[Task objective]: Please copy every line of the records below that holds the word "Effect".

[Dataset items]:

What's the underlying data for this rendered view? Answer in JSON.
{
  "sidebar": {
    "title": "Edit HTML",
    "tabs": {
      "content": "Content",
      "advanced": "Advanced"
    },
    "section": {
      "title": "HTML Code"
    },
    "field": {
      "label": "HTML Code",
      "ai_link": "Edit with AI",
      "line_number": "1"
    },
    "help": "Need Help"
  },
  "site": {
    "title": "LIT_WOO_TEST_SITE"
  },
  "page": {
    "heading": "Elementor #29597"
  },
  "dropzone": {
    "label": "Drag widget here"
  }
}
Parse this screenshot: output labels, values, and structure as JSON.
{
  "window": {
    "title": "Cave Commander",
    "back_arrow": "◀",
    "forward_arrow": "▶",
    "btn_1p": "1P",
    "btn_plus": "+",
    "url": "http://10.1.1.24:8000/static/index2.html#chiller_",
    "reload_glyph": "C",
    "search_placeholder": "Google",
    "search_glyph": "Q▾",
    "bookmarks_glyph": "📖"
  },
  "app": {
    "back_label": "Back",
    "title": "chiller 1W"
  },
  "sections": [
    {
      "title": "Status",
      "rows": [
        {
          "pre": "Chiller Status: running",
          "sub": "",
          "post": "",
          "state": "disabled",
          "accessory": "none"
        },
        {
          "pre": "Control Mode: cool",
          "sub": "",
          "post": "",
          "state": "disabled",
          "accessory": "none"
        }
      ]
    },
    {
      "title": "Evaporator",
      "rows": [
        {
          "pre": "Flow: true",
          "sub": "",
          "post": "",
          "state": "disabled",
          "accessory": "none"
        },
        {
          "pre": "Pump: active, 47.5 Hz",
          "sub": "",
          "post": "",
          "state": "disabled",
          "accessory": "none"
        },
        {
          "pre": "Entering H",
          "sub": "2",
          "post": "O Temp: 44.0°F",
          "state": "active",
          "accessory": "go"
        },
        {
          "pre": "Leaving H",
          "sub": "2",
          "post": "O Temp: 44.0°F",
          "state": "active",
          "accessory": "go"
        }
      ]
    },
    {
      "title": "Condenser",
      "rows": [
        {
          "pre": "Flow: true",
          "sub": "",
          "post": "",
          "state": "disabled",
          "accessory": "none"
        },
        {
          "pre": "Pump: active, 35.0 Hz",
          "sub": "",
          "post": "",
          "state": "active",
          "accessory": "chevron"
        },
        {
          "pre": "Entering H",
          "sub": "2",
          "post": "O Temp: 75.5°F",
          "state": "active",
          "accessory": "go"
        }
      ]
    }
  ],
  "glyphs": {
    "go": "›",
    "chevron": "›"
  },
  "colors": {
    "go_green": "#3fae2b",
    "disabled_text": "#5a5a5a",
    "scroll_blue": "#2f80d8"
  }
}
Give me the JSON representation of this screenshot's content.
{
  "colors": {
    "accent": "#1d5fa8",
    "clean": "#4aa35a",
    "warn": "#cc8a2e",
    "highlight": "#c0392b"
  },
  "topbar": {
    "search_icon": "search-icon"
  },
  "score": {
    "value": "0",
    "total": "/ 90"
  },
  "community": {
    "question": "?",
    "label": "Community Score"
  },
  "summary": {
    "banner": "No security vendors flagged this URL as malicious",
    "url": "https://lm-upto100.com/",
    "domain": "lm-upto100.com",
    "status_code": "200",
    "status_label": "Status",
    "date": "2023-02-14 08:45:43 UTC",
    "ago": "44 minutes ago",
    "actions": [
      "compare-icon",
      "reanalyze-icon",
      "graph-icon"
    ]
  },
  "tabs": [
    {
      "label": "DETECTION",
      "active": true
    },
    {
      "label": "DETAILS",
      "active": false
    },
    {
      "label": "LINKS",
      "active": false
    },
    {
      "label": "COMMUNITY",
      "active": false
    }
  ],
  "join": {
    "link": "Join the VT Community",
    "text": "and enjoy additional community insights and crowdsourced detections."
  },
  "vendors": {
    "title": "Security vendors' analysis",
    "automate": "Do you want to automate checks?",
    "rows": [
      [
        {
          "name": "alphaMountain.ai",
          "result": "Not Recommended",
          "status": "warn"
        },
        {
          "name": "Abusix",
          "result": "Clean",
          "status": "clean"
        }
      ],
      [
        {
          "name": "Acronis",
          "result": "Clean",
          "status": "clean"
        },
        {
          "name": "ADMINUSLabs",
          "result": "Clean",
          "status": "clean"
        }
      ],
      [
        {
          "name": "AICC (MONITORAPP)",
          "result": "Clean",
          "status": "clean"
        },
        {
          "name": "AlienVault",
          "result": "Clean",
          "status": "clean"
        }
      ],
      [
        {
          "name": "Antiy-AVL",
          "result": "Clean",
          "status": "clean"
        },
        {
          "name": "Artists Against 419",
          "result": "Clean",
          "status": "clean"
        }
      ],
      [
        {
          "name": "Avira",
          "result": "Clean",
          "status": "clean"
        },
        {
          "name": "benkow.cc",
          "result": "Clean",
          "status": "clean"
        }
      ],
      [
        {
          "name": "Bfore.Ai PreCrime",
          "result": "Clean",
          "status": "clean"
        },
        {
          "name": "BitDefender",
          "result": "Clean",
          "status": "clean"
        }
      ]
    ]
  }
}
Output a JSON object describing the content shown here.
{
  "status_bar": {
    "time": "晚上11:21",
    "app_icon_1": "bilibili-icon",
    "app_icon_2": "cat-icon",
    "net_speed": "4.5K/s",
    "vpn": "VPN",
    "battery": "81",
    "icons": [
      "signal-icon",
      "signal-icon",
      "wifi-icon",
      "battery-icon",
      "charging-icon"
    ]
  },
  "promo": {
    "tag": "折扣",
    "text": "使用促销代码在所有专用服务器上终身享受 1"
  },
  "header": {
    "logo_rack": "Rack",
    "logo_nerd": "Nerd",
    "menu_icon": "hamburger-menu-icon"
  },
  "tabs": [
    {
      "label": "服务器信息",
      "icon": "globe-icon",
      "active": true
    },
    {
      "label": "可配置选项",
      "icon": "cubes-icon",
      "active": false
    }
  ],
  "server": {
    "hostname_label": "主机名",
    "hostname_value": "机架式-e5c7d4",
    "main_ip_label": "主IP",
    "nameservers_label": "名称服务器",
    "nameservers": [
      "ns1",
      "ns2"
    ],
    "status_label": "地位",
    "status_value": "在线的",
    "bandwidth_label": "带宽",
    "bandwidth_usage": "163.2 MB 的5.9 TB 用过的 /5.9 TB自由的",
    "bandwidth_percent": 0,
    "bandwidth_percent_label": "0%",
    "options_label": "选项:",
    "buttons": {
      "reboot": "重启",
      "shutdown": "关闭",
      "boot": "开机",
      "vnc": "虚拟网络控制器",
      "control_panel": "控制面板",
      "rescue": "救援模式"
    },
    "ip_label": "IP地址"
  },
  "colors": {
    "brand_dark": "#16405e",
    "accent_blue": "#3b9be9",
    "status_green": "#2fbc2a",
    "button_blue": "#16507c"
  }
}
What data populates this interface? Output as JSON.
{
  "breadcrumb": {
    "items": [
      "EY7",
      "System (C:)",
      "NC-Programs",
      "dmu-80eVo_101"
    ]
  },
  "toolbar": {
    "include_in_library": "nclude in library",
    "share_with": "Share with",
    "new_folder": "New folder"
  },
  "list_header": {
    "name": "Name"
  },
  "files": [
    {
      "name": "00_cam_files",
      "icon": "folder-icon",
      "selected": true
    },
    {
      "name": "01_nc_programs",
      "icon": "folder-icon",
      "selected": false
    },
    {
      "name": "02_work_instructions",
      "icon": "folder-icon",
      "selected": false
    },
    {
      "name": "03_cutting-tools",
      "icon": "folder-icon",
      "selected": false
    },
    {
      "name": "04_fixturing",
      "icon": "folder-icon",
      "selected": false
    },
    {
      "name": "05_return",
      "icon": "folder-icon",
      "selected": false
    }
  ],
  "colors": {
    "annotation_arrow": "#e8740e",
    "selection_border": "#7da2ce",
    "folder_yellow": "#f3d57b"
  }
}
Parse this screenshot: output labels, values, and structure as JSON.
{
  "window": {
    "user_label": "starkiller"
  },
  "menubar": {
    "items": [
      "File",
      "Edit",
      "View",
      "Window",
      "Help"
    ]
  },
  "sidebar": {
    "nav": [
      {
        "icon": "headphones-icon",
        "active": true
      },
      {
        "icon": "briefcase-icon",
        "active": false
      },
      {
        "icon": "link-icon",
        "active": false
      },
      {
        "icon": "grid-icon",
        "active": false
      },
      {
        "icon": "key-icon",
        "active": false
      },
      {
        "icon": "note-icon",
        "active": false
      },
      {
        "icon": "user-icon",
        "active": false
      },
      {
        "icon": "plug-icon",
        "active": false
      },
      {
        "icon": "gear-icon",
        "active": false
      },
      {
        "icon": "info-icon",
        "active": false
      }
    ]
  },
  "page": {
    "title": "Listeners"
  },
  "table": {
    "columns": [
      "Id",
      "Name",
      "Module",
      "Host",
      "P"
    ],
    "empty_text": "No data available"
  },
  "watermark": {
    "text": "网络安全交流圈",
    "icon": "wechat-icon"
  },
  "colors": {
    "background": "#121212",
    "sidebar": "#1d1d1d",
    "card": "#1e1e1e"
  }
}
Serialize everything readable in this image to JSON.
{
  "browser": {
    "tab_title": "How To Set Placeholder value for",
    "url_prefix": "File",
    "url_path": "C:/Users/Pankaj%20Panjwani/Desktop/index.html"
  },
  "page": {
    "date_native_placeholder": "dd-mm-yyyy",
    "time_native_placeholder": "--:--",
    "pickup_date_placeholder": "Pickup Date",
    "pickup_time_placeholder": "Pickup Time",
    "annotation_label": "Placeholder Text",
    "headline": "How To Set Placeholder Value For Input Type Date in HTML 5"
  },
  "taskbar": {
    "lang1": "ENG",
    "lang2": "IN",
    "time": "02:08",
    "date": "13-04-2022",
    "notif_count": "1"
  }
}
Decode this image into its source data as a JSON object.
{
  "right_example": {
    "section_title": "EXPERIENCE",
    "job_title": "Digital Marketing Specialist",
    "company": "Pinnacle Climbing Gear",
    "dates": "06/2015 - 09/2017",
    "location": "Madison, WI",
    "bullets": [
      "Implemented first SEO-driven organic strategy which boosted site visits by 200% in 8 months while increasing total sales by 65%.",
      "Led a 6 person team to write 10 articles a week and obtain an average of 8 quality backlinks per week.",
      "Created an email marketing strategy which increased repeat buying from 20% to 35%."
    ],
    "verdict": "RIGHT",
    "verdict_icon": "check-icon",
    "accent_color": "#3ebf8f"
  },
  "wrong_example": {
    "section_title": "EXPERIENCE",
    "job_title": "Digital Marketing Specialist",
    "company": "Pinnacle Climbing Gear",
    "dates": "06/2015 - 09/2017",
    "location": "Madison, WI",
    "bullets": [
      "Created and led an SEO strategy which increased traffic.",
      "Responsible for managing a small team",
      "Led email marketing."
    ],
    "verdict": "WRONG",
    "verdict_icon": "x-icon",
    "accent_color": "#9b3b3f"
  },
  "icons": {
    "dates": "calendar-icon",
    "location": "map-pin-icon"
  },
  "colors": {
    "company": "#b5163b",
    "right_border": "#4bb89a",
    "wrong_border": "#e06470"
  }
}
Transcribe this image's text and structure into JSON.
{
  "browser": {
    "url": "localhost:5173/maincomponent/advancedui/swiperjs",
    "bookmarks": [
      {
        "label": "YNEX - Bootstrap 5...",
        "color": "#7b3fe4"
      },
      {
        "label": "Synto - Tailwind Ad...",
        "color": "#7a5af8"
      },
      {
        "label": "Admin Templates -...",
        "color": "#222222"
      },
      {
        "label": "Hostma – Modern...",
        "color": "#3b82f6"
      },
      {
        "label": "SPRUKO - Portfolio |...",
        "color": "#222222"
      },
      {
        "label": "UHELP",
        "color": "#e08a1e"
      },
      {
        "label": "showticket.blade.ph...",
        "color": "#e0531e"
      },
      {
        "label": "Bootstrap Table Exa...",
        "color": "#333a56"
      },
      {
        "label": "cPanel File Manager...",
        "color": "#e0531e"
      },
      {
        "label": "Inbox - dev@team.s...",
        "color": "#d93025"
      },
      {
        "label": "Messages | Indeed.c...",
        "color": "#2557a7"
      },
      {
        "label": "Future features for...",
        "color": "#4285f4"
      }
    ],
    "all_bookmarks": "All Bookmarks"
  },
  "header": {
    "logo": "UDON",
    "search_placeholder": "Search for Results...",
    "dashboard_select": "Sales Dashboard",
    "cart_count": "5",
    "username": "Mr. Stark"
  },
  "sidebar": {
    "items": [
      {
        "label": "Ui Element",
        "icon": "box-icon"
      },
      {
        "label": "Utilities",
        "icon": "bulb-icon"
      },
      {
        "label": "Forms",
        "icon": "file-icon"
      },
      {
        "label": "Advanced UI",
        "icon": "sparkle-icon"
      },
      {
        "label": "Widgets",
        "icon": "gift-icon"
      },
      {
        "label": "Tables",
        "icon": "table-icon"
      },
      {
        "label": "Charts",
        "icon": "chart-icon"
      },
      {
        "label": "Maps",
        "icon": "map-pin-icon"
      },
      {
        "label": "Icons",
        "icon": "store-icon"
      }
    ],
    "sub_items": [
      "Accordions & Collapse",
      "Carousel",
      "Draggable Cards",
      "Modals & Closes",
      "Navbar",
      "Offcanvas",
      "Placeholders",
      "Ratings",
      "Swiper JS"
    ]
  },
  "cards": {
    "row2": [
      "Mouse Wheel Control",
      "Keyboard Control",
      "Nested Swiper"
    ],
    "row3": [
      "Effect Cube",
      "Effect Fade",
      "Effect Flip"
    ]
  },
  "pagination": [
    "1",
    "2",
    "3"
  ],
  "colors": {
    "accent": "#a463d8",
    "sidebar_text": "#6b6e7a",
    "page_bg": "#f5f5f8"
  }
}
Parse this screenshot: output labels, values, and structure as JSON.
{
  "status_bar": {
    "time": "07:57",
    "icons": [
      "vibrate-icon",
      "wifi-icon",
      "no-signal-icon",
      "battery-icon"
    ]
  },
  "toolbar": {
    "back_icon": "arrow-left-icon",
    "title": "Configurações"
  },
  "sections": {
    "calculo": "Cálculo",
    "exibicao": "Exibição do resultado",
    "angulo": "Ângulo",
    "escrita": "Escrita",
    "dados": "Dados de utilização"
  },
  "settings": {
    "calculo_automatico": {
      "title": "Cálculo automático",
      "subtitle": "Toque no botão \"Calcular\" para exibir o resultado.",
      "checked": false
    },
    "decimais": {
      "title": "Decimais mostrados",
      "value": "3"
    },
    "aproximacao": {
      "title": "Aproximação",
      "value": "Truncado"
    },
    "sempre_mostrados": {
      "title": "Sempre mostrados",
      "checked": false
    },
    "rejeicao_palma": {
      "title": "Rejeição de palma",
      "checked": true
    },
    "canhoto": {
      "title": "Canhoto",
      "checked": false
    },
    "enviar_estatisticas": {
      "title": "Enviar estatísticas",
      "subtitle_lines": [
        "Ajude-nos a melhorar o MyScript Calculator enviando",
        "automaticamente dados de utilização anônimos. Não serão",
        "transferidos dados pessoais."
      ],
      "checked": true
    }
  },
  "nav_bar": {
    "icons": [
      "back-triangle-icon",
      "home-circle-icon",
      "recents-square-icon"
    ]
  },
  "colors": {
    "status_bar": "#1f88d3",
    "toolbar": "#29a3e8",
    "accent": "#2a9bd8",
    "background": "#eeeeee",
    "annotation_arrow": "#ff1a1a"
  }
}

[Response to the task]:
      "Effect Cube",
      "Effect Fade",
      "Effect Flip"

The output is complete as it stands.